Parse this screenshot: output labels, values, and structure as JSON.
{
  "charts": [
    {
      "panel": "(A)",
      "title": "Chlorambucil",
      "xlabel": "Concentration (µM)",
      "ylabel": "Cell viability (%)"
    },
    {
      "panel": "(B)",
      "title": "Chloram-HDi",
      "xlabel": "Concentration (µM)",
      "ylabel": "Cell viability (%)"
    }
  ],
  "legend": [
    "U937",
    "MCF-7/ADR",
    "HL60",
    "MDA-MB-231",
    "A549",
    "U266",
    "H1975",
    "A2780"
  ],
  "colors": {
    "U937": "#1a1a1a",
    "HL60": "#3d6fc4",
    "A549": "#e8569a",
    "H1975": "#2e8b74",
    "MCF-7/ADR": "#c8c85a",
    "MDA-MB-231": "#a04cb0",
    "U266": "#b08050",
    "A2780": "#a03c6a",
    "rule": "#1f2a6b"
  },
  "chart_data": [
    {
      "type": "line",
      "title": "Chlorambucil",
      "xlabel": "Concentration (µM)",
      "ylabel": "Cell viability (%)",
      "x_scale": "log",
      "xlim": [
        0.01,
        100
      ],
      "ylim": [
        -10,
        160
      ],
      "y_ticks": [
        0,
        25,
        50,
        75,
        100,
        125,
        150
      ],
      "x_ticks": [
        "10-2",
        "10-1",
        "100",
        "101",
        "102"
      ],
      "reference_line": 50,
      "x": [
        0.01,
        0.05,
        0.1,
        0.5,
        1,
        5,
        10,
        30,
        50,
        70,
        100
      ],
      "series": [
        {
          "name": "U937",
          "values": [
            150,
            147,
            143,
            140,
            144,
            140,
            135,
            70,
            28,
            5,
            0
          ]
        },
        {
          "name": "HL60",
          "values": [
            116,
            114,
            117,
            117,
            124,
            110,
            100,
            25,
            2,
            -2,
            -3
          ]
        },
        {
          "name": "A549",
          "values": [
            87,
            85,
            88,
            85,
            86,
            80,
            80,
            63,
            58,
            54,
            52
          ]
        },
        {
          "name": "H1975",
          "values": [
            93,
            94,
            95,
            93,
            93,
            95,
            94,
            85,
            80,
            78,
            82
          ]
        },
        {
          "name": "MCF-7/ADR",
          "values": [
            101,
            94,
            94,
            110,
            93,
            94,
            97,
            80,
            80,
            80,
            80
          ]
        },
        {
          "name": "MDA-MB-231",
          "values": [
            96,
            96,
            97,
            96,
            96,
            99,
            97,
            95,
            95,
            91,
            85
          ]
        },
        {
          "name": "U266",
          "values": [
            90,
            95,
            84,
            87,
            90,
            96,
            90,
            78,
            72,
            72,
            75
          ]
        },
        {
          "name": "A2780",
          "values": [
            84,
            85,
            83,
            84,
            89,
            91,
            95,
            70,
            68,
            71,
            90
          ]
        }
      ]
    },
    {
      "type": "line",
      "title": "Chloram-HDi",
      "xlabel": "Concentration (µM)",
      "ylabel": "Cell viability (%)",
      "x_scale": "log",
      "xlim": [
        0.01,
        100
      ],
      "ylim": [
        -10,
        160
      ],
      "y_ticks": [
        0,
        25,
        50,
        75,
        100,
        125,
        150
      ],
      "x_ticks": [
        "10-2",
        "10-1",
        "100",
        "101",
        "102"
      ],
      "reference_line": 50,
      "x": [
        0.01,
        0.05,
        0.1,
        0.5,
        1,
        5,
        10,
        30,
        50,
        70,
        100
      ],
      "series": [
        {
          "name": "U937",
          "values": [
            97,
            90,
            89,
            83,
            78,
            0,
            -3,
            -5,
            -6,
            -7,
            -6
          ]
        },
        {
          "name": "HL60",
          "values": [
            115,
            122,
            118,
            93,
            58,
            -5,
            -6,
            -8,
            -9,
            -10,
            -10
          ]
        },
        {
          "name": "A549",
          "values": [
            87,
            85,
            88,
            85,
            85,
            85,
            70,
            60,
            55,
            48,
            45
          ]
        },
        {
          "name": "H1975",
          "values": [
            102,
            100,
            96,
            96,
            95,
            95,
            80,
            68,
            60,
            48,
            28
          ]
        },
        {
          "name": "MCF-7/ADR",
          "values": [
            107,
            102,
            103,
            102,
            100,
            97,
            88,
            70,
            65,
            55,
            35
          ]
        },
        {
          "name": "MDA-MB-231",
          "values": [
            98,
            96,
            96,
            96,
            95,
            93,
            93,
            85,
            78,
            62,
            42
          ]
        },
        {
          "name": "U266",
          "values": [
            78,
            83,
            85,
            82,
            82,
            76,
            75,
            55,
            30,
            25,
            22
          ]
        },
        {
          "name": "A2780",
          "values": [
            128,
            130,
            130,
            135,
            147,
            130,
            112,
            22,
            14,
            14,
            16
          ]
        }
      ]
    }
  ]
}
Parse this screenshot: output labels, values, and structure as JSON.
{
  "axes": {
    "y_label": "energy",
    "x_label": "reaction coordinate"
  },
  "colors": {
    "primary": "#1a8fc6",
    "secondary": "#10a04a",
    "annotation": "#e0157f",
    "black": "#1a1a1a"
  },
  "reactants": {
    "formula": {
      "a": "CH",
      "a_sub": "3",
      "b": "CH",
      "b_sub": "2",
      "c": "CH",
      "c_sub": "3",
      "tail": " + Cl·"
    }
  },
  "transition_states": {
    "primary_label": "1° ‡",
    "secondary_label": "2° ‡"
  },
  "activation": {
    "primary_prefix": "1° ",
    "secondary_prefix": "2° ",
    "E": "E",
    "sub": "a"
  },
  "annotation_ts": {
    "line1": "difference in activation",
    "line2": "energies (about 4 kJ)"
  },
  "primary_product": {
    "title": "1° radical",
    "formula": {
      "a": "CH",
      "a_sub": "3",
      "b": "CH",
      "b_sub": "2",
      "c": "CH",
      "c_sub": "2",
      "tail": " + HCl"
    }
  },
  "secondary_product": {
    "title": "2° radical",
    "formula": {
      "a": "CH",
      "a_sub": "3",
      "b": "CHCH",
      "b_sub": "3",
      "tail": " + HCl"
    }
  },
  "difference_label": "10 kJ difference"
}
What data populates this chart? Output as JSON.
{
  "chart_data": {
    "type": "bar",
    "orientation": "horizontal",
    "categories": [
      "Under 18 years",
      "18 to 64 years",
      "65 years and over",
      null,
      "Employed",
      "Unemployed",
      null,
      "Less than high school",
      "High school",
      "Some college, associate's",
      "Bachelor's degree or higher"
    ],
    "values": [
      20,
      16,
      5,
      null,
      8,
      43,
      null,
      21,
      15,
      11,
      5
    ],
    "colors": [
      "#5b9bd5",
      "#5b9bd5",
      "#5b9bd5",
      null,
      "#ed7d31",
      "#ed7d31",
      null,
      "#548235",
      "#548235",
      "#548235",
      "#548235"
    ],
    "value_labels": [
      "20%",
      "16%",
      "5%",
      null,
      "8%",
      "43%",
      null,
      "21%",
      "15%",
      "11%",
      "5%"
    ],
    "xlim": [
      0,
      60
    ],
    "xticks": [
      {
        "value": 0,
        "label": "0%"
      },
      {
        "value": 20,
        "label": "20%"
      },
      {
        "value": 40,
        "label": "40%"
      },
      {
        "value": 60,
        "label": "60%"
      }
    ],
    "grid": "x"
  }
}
════
EXERCISE OBJECTIVE:
Gather each line that holds "activation".

TASK RESPONSE:
  "activation": {
    "line1": "difference in activation",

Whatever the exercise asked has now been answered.